>> start

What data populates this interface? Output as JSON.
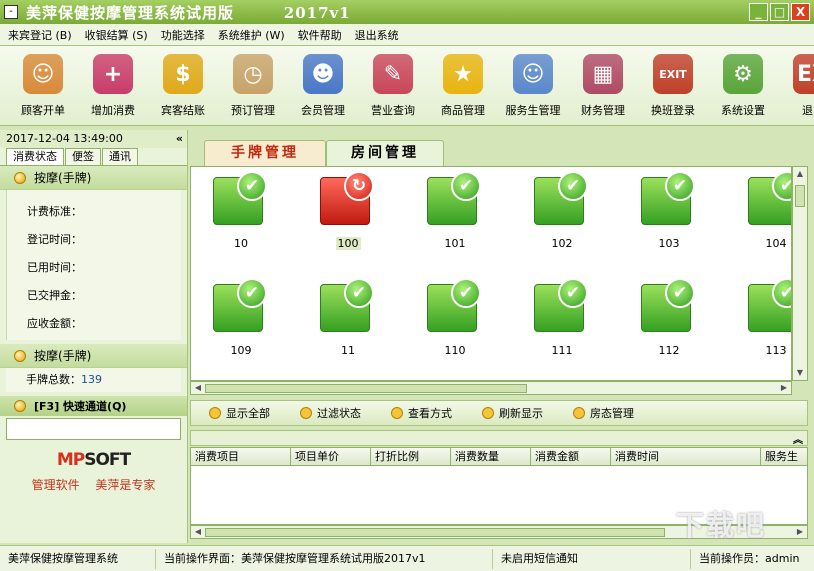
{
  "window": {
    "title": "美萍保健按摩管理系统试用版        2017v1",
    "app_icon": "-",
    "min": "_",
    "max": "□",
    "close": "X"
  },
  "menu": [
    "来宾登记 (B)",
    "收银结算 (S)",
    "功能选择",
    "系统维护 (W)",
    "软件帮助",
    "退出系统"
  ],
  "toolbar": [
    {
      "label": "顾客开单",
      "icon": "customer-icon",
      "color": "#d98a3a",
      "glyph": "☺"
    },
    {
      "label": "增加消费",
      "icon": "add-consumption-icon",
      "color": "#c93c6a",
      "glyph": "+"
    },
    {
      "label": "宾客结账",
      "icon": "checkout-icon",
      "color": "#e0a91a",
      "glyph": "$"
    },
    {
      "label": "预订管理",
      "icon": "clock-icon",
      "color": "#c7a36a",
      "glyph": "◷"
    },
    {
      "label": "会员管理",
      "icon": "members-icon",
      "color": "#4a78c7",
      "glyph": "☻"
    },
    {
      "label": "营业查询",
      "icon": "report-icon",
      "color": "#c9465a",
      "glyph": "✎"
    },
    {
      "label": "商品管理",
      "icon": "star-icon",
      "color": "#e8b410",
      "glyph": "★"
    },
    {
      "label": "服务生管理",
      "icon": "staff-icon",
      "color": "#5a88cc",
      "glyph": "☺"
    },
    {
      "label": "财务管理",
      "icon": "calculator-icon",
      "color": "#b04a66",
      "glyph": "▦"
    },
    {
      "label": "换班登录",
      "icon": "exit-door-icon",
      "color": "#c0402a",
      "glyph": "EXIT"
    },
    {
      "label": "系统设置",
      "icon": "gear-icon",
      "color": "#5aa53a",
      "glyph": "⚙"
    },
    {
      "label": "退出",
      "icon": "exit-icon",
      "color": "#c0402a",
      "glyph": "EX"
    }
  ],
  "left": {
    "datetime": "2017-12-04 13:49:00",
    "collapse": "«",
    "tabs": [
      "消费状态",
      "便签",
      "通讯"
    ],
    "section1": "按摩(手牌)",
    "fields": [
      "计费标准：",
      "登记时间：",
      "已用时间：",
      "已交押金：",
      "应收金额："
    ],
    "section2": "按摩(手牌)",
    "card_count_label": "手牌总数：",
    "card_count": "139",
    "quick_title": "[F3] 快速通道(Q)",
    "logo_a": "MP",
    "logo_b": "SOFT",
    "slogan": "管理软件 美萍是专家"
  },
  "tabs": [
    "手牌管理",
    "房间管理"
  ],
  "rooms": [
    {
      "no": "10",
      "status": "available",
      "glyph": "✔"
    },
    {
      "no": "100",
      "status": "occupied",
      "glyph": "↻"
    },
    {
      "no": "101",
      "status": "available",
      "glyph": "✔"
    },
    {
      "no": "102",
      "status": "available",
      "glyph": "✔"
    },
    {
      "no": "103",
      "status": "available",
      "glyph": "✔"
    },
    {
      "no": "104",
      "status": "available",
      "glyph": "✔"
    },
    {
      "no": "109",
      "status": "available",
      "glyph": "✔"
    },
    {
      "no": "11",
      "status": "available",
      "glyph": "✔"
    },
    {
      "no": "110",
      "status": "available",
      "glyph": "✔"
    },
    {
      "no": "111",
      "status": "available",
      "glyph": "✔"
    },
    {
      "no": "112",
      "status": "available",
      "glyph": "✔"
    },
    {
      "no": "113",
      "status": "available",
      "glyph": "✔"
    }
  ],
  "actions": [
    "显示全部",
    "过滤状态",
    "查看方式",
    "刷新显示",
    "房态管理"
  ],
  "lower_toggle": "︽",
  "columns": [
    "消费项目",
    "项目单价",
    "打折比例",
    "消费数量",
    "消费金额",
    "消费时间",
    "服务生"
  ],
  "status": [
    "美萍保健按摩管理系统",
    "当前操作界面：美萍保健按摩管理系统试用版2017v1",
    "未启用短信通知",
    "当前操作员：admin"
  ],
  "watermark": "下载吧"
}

>> end
>> start

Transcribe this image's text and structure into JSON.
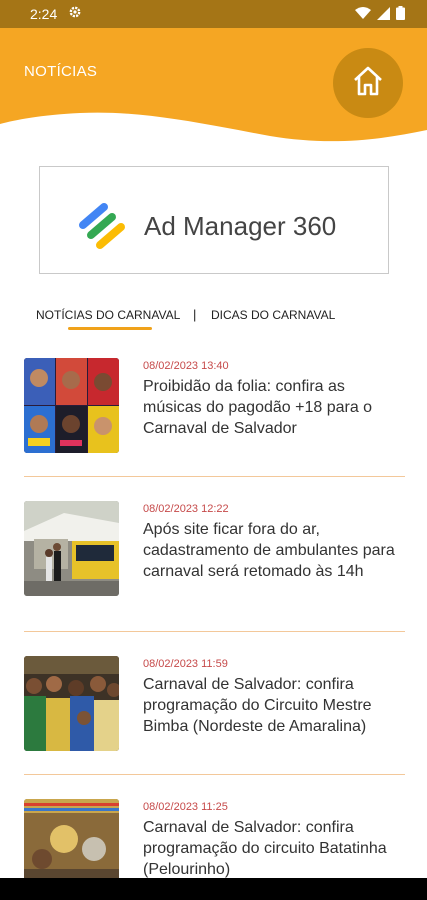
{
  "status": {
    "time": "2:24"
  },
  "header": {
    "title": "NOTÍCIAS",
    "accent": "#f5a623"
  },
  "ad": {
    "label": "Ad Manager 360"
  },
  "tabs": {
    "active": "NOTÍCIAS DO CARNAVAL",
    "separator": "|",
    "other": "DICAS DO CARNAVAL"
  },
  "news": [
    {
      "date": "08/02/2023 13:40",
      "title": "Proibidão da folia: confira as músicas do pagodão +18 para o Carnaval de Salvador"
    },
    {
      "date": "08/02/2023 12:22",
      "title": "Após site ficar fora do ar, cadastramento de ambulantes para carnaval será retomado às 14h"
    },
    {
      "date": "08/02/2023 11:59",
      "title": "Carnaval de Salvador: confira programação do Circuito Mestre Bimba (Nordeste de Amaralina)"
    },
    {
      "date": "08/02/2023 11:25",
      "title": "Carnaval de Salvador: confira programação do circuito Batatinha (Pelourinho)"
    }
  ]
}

>> end

## What to work on
Select, from the listing, all lines that include the word "JSON".

## Right answer
What data populates this interface? Output as JSON.
Transcribe this image's text and structure into JSON.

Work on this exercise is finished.